WHAT IS EXPECTED → Transcribe the listing exactly, leaving out every picture.

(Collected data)
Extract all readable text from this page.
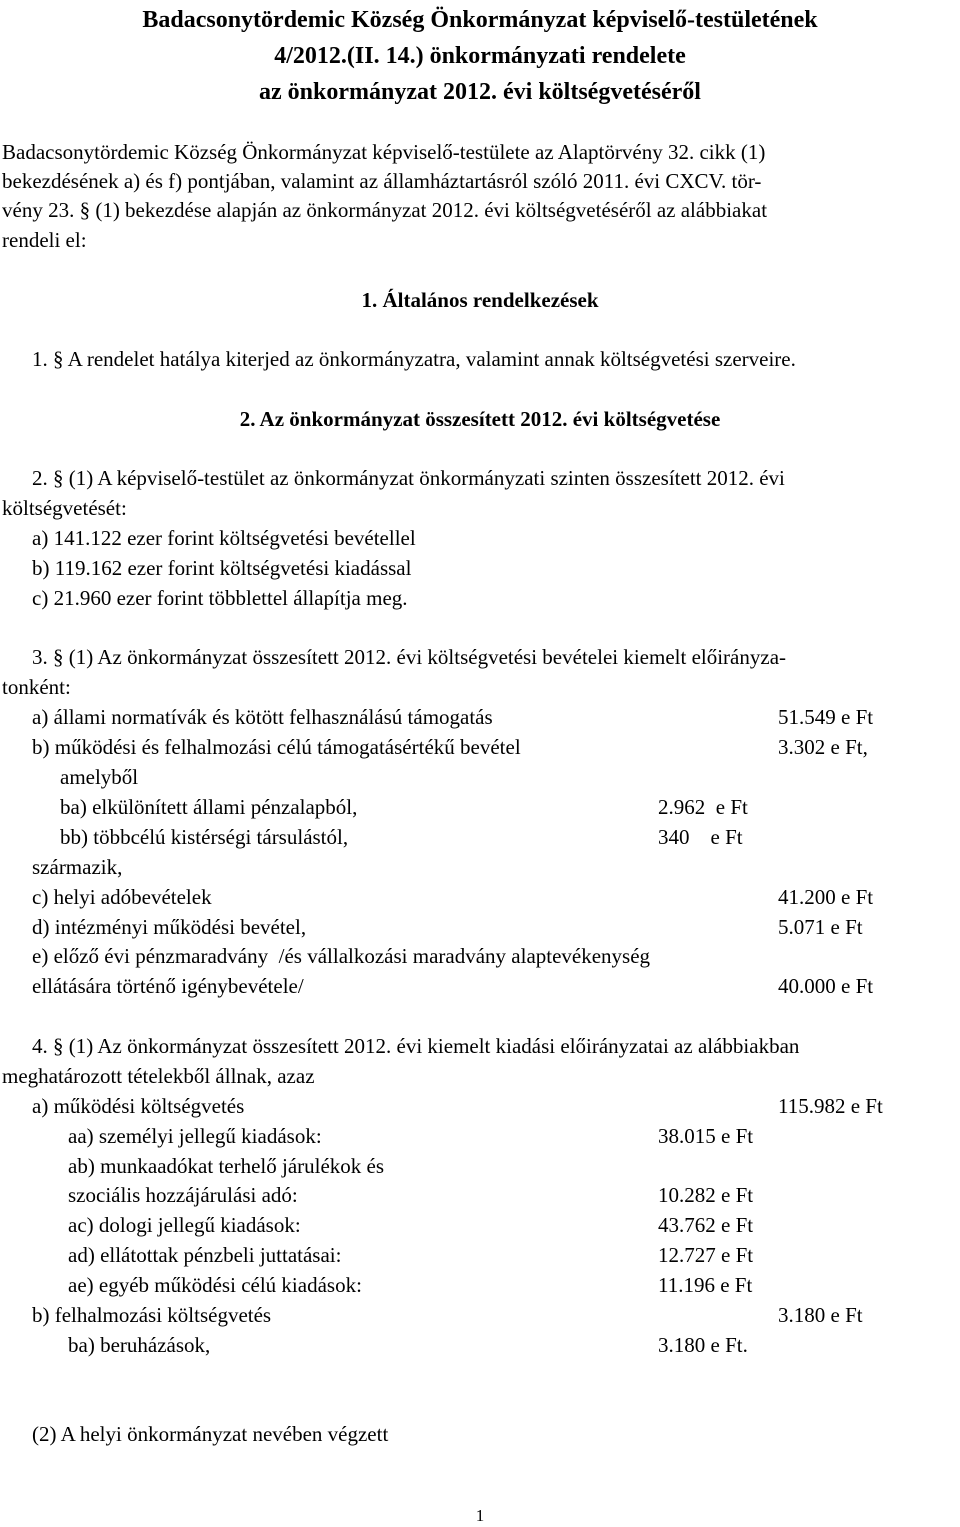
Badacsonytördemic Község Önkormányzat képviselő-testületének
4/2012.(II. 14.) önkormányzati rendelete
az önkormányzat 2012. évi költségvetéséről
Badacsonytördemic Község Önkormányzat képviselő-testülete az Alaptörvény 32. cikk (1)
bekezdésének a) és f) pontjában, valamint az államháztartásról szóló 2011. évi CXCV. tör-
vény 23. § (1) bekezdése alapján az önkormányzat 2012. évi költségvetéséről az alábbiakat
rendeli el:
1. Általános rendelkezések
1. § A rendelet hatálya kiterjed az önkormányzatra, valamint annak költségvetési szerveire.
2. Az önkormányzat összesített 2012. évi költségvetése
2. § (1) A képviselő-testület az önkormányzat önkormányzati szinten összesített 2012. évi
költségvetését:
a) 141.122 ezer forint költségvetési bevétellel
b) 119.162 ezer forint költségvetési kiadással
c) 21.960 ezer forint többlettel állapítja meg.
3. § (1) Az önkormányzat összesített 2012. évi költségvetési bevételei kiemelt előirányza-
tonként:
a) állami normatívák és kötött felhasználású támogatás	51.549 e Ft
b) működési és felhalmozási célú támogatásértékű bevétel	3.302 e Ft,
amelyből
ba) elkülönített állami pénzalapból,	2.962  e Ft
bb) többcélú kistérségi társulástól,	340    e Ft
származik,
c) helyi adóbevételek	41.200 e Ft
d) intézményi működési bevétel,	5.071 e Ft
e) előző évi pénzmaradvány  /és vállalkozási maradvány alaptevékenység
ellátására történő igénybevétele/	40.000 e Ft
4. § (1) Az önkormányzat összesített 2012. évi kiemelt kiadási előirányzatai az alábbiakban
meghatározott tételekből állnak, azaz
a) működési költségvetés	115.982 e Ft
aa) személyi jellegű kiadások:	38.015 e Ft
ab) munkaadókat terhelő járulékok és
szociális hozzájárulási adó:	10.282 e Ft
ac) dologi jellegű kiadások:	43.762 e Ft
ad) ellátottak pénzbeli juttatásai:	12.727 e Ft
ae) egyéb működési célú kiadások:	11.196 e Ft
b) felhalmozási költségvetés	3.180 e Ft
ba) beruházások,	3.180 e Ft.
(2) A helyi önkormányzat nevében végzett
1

EXERCISE SOLUTION →
Extract all readable text from this page.
Badacsonytördemic Község Önkormányzat képviselő-testületének
4/2012.(II. 14.) önkormányzati rendelete
az önkormányzat 2012. évi költségvetéséről
Badacsonytördemic Község Önkormányzat képviselő-testülete az Alaptörvény 32. cikk (1)
bekezdésének a) és f) pontjában, valamint az államháztartásról szóló 2011. évi CXCV. tör-
vény 23. § (1) bekezdése alapján az önkormányzat 2012. évi költségvetéséről az alábbiakat
rendeli el:
1. Általános rendelkezések
1. § A rendelet hatálya kiterjed az önkormányzatra, valamint annak költségvetési szerveire.
2. Az önkormányzat összesített 2012. évi költségvetése
2. § (1) A képviselő-testület az önkormányzat önkormányzati szinten összesített 2012. évi
költségvetését:
a) 141.122 ezer forint költségvetési bevétellel
b) 119.162 ezer forint költségvetési kiadással
c) 21.960 ezer forint többlettel állapítja meg.
3. § (1) Az önkormányzat összesített 2012. évi költségvetési bevételei kiemelt előirányza-
tonként:
a) állami normatívák és kötött felhasználású támogatás	51.549 e Ft
b) működési és felhalmozási célú támogatásértékű bevétel	3.302 e Ft,
amelyből
ba) elkülönített állami pénzalapból,	2.962  e Ft
bb) többcélú kistérségi társulástól,	340    e Ft
származik,
c) helyi adóbevételek	41.200 e Ft
d) intézményi működési bevétel,	5.071 e Ft
e) előző évi pénzmaradvány  /és vállalkozási maradvány alaptevékenység
ellátására történő igénybevétele/	40.000 e Ft
4. § (1) Az önkormányzat összesített 2012. évi kiemelt kiadási előirányzatai az alábbiakban
meghatározott tételekből állnak, azaz
a) működési költségvetés	115.982 e Ft
aa) személyi jellegű kiadások:	38.015 e Ft
ab) munkaadókat terhelő járulékok és
szociális hozzájárulási adó:	10.282 e Ft
ac) dologi jellegű kiadások:	43.762 e Ft
ad) ellátottak pénzbeli juttatásai:	12.727 e Ft
ae) egyéb működési célú kiadások:	11.196 e Ft
b) felhalmozási költségvetés	3.180 e Ft
ba) beruházások,	3.180 e Ft.
(2) A helyi önkormányzat nevében végzett
1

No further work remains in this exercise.